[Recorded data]
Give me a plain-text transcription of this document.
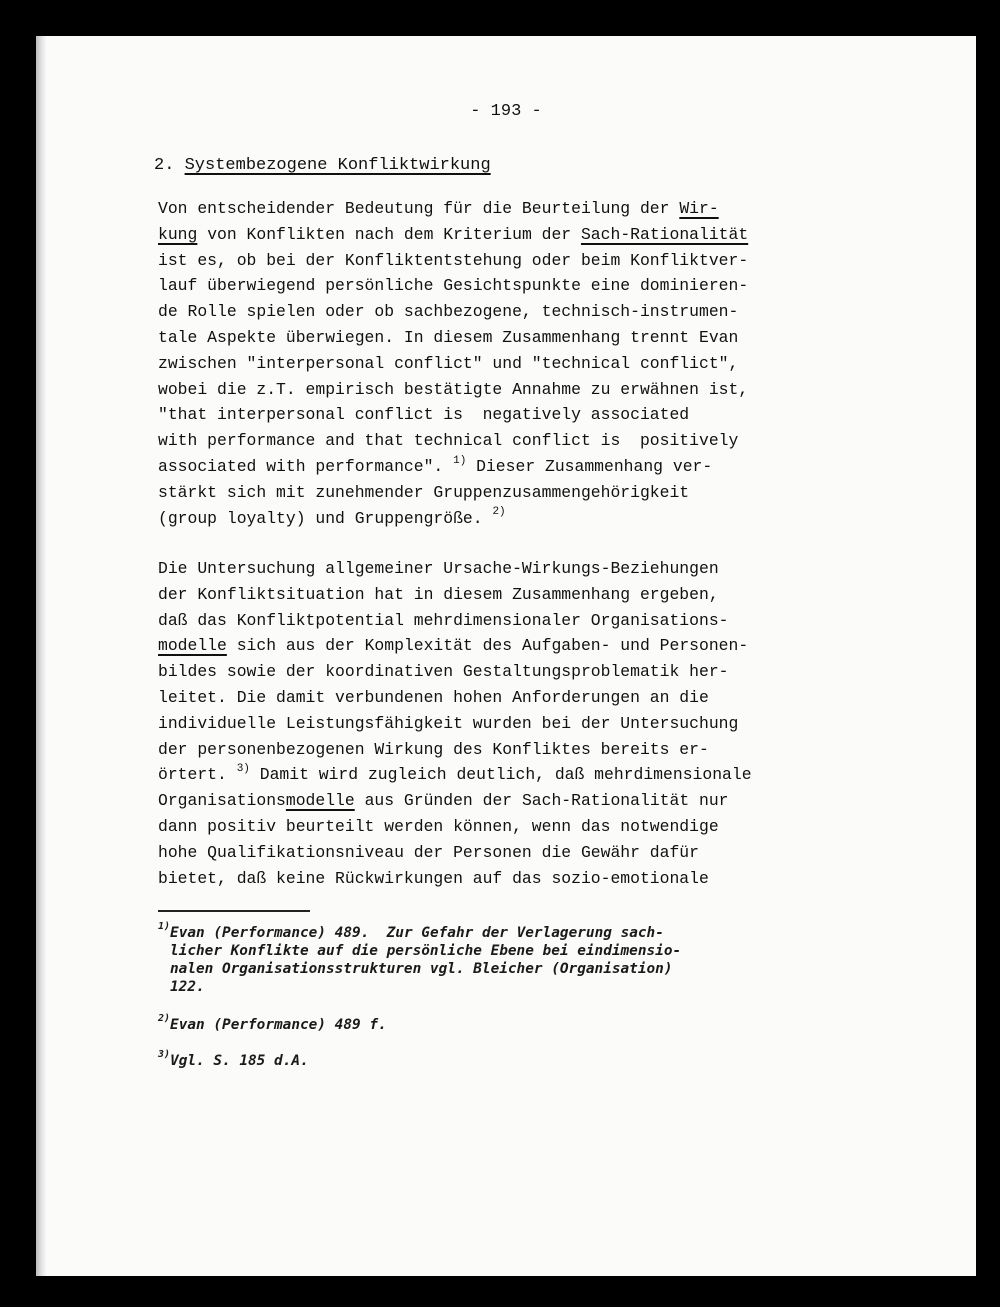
- 193 -
2. Systembezogene Konfliktwirkung
Von entscheidender Bedeutung für die Beurteilung der Wir-
kung von Konflikten nach dem Kriterium der Sach-Rationalität
ist es, ob bei der Konfliktentstehung oder beim Konfliktver-
lauf überwiegend persönliche Gesichtspunkte eine dominieren-
de Rolle spielen oder ob sachbezogene, technisch-instrumen-
tale Aspekte überwiegen. In diesem Zusammenhang trennt Evan
zwischen "interpersonal conflict" und "technical conflict",
wobei die z.T. empirisch bestätigte Annahme zu erwähnen ist,
"that interpersonal conflict is  negatively associated
with performance and that technical conflict is  positively
associated with performance". $^{1)}$ Dieser Zusammenhang ver-
stärkt sich mit zunehmender Gruppenzusammengehörigkeit
(group loyalty) und Gruppengröße. $^{2)}$
Die Untersuchung allgemeiner Ursache-Wirkungs-Beziehungen
der Konfliktsituation hat in diesem Zusammenhang ergeben,
daß das Konfliktpotential mehrdimensionaler Organisations-
modelle sich aus der Komplexität des Aufgaben- und Personen-
bildes sowie der koordinativen Gestaltungsproblematik her-
leitet. Die damit verbundenen hohen Anforderungen an die
individuelle Leistungsfähigkeit wurden bei der Untersuchung
der personenbezogenen Wirkung des Konfliktes bereits er-
örtert. $^{3)}$ Damit wird zugleich deutlich, daß mehrdimensionale
Organisationsmodelle aus Gründen der Sach-Rationalität nur
dann positiv beurteilt werden können, wenn das notwendige
hohe Qualifikationsniveau der Personen die Gewähr dafür
bietet, daß keine Rückwirkungen auf das sozio-emotionale
$^{1)}$Evan (Performance) 489.  Zur Gefahr der Verlagerung sach-
licher Konflikte auf die persönliche Ebene bei eindimensio-
nalen Organisationsstrukturen vgl. Bleicher (Organisation)
122.
$^{2)}$Evan (Performance) 489 f.
$^{3)}$Vgl. S. 185 d.A.
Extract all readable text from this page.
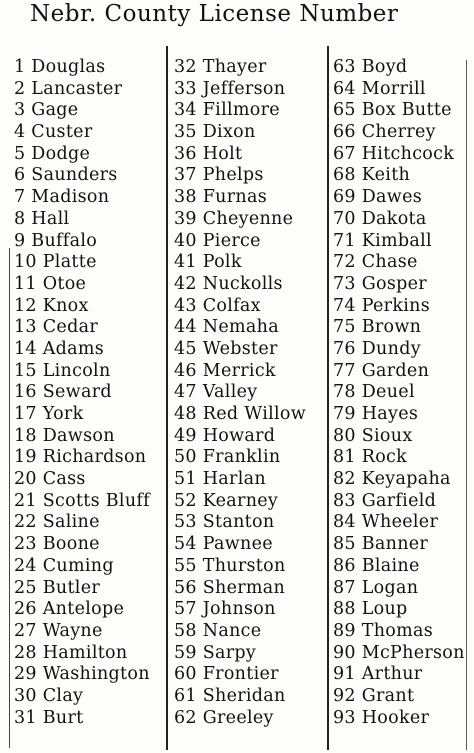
Nebr. County License Number
1 Douglas
2 Lancaster
3 Gage
4 Custer
5 Dodge
6 Saunders
7 Madison
8 Hall
9 Buffalo
10 Platte
11 Otoe
12 Knox
13 Cedar
14 Adams
15 Lincoln
16 Seward
17 York
18 Dawson
19 Richardson
20 Cass
21 Scotts Bluff
22 Saline
23 Boone
24 Cuming
25 Butler
26 Antelope
27 Wayne
28 Hamilton
29 Washington
30 Clay
31 Burt
32 Thayer
33 Jefferson
34 Fillmore
35 Dixon
36 Holt
37 Phelps
38 Furnas
39 Cheyenne
40 Pierce
41 Polk
42 Nuckolls
43 Colfax
44 Nemaha
45 Webster
46 Merrick
47 Valley
48 Red Willow
49 Howard
50 Franklin
51 Harlan
52 Kearney
53 Stanton
54 Pawnee
55 Thurston
56 Sherman
57 Johnson
58 Nance
59 Sarpy
60 Frontier
61 Sheridan
62 Greeley
63 Boyd
64 Morrill
65 Box Butte
66 Cherrey
67 Hitchcock
68 Keith
69 Dawes
70 Dakota
71 Kimball
72 Chase
73 Gosper
74 Perkins
75 Brown
76 Dundy
77 Garden
78 Deuel
79 Hayes
80 Sioux
81 Rock
82 Keyapaha
83 Garfield
84 Wheeler
85 Banner
86 Blaine
87 Logan
88 Loup
89 Thomas
90 McPherson
91 Arthur
92 Grant
93 Hooker
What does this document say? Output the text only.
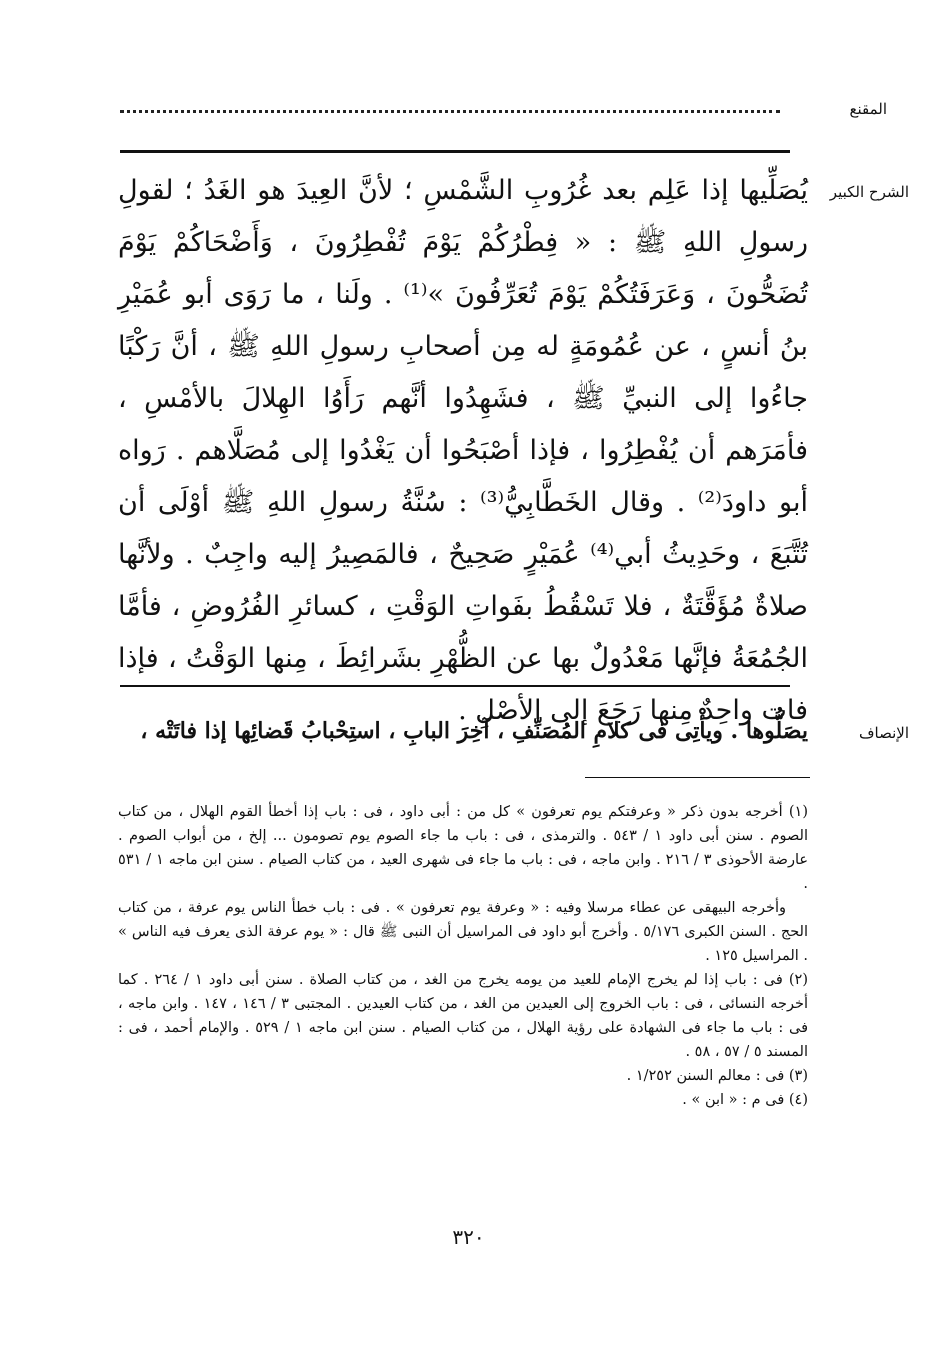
المقنع
الشرح الكبير

يُصَلِّيها إذا عَلِم بعد غُرُوبِ الشَّمْسِ ؛ لأنَّ العِيدَ هو الغَدُ ؛ لقولِ رسولِ اللهِ ﷺ : « فِطْرُكُمْ يَوْمَ تُفْطِرُونَ ، وَأَضْحَاكُمْ يَوْمَ تُضَحُّونَ ، وَعَرَفَتُكُمْ يَوْمَ تُعَرِّفُونَ »⁽¹⁾ . ولَنا ، ما رَوَى أبو عُمَيْرِ بنُ أنسٍ ، عن عُمُومَةٍ له مِن أصحابِ رسولِ اللهِ ﷺ ، أنَّ رَكْبًا جاءُوا إلى النبيِّ ﷺ ، فشَهِدُوا أنَّهم رَأَوُا الهِلالَ بالأمْسِ ، فأمَرَهم أن يُفْطِرُوا ، فإذا أصْبَحُوا أن يَغْدُوا إلى مُصَلَّاهم . رَواه أبو داودَ⁽²⁾ . وقال الخَطَّابِيُّ⁽³⁾ : سُنَّةُ رسولِ اللهِ ﷺ أوْلَى أن تُتَّبَعَ ، وحَدِيثُ أبي⁽⁴⁾ عُمَيْرٍ صَحِيحٌ ، فالمَصِيرُ إليه واجِبٌ . ولأنَّها صلاةٌ مُؤَقَّتَةٌ ، فلا تَسْقُطُ بفَواتِ الوَقْتِ ، كسائرِ الفُرُوضِ ، فأمَّا الجُمُعَةُ فإنَّها مَعْدُولٌ بها عن الظُّهْرِ بشَرائِطَ ، مِنها الوَقْتُ ، فإذا فات واحِدٌ مِنها رَجَعَ إلى الأصْلِ .

الإنصاف
يصَلُّوها . ويأْتِى فى كلامِ المُصَنِّفِ ، آخِرَ البابِ ، استِحْبابُ قَضائِها إذا فاتَتْه ،

(١) أخرجه بدون ذكر « وعرفتكم يوم تعرفون » كل من : أبى داود ، فى : باب إذا أخطأ القوم الهلال ، من كتاب الصوم . سنن أبى داود ١ / ٥٤٣ . والترمذى ، فى : باب ما جاء الصوم يوم تصومون ... إلخ ، من أبواب الصوم . عارضة الأحوذى ٣ / ٢١٦ . وابن ماجه ، فى : باب ما جاء فى شهرى العيد ، من كتاب الصيام . سنن ابن ماجه ١ / ٥٣١ .

وأخرجه البيهقى عن عطاء مرسلا وفيه : « وعرفة يوم تعرفون » . فى : باب خطأ الناس يوم عرفة ، من كتاب الحج . السنن الكبرى ٥/١٧٦ . وأخرج أبو داود فى المراسيل أن النبى ﷺ قال : « يوم عرفة الذى يعرف فيه الناس » . المراسيل ١٢٥ .

(٢) فى : باب إذا لم يخرج الإمام للعيد من يومه يخرج من الغد ، من كتاب الصلاة . سنن أبى داود ١ / ٢٦٤ . كما أخرجه النسائى ، فى : باب الخروج إلى العيدين من الغد ، من كتاب العيدين . المجتبى ٣ / ١٤٦ ، ١٤٧ . وابن ماجه ، فى : باب ما جاء فى الشهادة على رؤية الهلال ، من كتاب الصيام . سنن ابن ماجه ١ / ٥٢٩ . والإمام أحمد ، فى : المسند ٥ / ٥٧ ، ٥٨ .

(٣) فى : معالم السنن ١/٢٥٢ .

(٤) فى م : « ابن » .

٣٢٠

▸ TASK DIRECTIONS: Of the lines above, how many hold the string "Rationalität"? Answer with only the number.

▸ EXERCISE ANSWER: 2